_Requirement_: Return the records word for word. Any pictures in them are not part of the copy.

[Dataset records on visual material]
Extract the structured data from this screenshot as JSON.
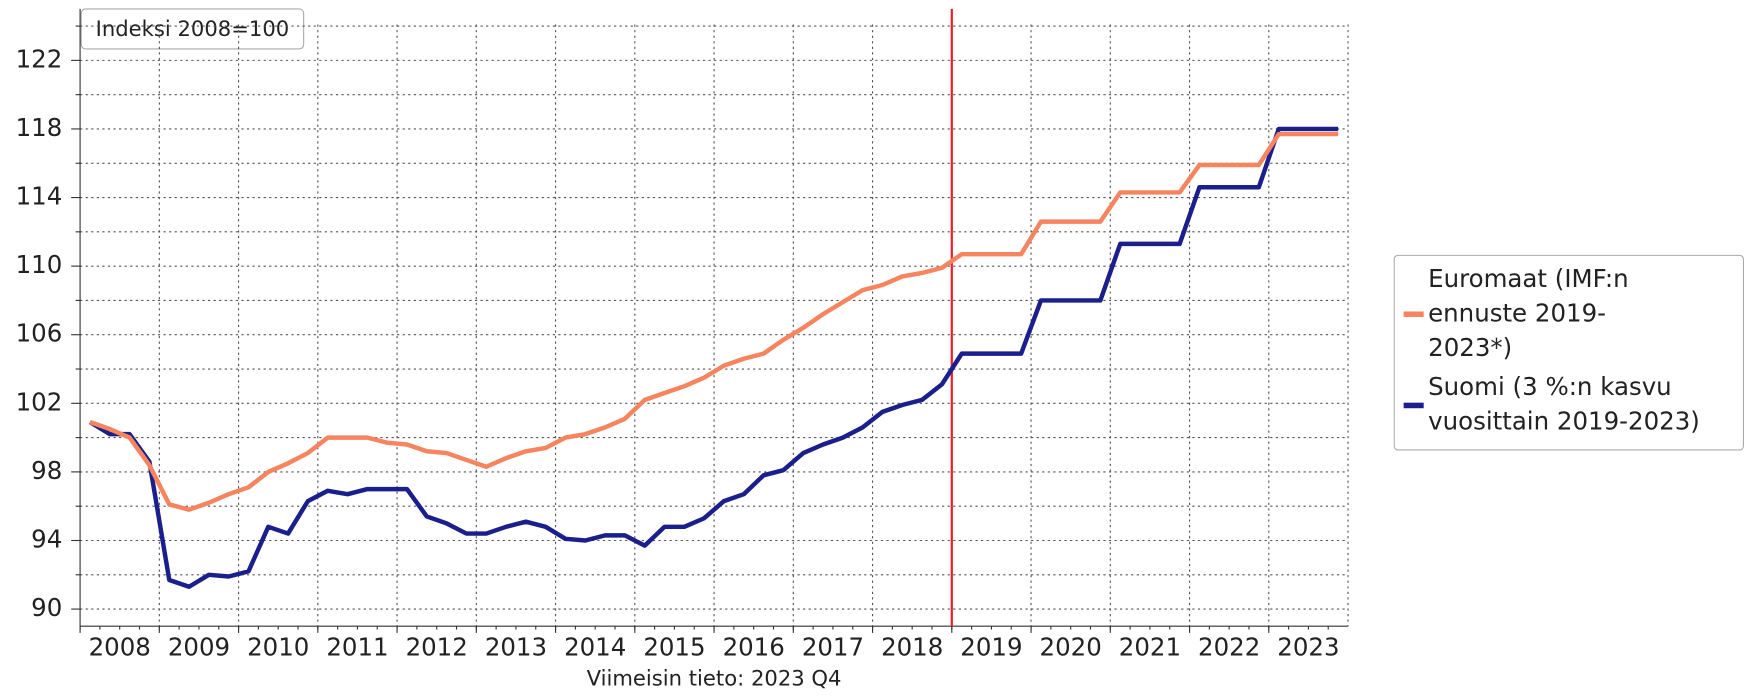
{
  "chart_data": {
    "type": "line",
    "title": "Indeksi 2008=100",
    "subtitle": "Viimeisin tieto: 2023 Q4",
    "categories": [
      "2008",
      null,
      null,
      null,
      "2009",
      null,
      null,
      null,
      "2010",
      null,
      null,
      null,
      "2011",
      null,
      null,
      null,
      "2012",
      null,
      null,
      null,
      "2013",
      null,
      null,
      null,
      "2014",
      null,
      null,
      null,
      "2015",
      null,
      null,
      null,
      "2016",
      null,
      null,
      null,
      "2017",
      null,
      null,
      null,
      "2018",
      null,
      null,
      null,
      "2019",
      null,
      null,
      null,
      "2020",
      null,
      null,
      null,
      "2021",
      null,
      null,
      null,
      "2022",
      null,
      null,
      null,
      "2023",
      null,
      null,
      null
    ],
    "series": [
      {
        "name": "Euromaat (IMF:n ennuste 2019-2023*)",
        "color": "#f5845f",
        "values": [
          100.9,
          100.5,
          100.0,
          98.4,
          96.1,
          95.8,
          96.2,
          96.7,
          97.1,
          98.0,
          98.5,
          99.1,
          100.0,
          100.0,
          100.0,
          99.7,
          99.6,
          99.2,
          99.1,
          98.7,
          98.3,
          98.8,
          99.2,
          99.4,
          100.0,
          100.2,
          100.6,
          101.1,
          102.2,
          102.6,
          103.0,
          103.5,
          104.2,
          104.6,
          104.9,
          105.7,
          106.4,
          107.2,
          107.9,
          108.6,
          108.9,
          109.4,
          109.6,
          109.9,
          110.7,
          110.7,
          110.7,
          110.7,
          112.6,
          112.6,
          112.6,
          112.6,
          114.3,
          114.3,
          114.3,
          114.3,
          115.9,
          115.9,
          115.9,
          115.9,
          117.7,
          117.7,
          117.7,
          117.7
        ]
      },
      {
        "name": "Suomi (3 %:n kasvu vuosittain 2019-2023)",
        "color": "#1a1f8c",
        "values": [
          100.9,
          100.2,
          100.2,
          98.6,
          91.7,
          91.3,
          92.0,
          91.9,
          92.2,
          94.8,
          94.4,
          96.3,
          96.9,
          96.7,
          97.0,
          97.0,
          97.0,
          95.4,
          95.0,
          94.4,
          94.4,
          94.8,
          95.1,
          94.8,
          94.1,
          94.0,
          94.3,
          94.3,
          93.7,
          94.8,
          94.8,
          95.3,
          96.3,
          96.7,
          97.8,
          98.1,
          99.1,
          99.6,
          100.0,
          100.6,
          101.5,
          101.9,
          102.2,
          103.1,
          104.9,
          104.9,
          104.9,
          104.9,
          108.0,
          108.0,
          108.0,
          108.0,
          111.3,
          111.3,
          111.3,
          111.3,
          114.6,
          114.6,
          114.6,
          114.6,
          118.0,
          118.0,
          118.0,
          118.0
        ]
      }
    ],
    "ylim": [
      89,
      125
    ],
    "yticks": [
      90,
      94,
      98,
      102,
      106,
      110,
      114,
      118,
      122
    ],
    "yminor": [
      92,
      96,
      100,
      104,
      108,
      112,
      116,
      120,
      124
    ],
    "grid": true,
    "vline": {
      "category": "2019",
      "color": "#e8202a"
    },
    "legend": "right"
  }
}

_Solution below_:
Extract the structured data from this screenshot as JSON.
{
  "chart_data": {
    "type": "line",
    "title": "Indeksi 2008=100",
    "subtitle": "Viimeisin tieto: 2023 Q4",
    "categories": [
      "2008",
      null,
      null,
      null,
      "2009",
      null,
      null,
      null,
      "2010",
      null,
      null,
      null,
      "2011",
      null,
      null,
      null,
      "2012",
      null,
      null,
      null,
      "2013",
      null,
      null,
      null,
      "2014",
      null,
      null,
      null,
      "2015",
      null,
      null,
      null,
      "2016",
      null,
      null,
      null,
      "2017",
      null,
      null,
      null,
      "2018",
      null,
      null,
      null,
      "2019",
      null,
      null,
      null,
      "2020",
      null,
      null,
      null,
      "2021",
      null,
      null,
      null,
      "2022",
      null,
      null,
      null,
      "2023",
      null,
      null,
      null
    ],
    "series": [
      {
        "name": "Euromaat (IMF:n ennuste 2019-2023*)",
        "color": "#f5845f",
        "values": [
          100.9,
          100.5,
          100.0,
          98.4,
          96.1,
          95.8,
          96.2,
          96.7,
          97.1,
          98.0,
          98.5,
          99.1,
          100.0,
          100.0,
          100.0,
          99.7,
          99.6,
          99.2,
          99.1,
          98.7,
          98.3,
          98.8,
          99.2,
          99.4,
          100.0,
          100.2,
          100.6,
          101.1,
          102.2,
          102.6,
          103.0,
          103.5,
          104.2,
          104.6,
          104.9,
          105.7,
          106.4,
          107.2,
          107.9,
          108.6,
          108.9,
          109.4,
          109.6,
          109.9,
          110.7,
          110.7,
          110.7,
          110.7,
          112.6,
          112.6,
          112.6,
          112.6,
          114.3,
          114.3,
          114.3,
          114.3,
          115.9,
          115.9,
          115.9,
          115.9,
          117.7,
          117.7,
          117.7,
          117.7
        ]
      },
      {
        "name": "Suomi (3 %:n kasvu vuosittain 2019-2023)",
        "color": "#1a1f8c",
        "values": [
          100.9,
          100.2,
          100.2,
          98.6,
          91.7,
          91.3,
          92.0,
          91.9,
          92.2,
          94.8,
          94.4,
          96.3,
          96.9,
          96.7,
          97.0,
          97.0,
          97.0,
          95.4,
          95.0,
          94.4,
          94.4,
          94.8,
          95.1,
          94.8,
          94.1,
          94.0,
          94.3,
          94.3,
          93.7,
          94.8,
          94.8,
          95.3,
          96.3,
          96.7,
          97.8,
          98.1,
          99.1,
          99.6,
          100.0,
          100.6,
          101.5,
          101.9,
          102.2,
          103.1,
          104.9,
          104.9,
          104.9,
          104.9,
          108.0,
          108.0,
          108.0,
          108.0,
          111.3,
          111.3,
          111.3,
          111.3,
          114.6,
          114.6,
          114.6,
          114.6,
          118.0,
          118.0,
          118.0,
          118.0
        ]
      }
    ],
    "ylim": [
      89,
      125
    ],
    "yticks": [
      90,
      94,
      98,
      102,
      106,
      110,
      114,
      118,
      122
    ],
    "yminor": [
      92,
      96,
      100,
      104,
      108,
      112,
      116,
      120,
      124
    ],
    "grid": true,
    "vline": {
      "category": "2019",
      "color": "#e8202a"
    },
    "legend": "right"
  }
}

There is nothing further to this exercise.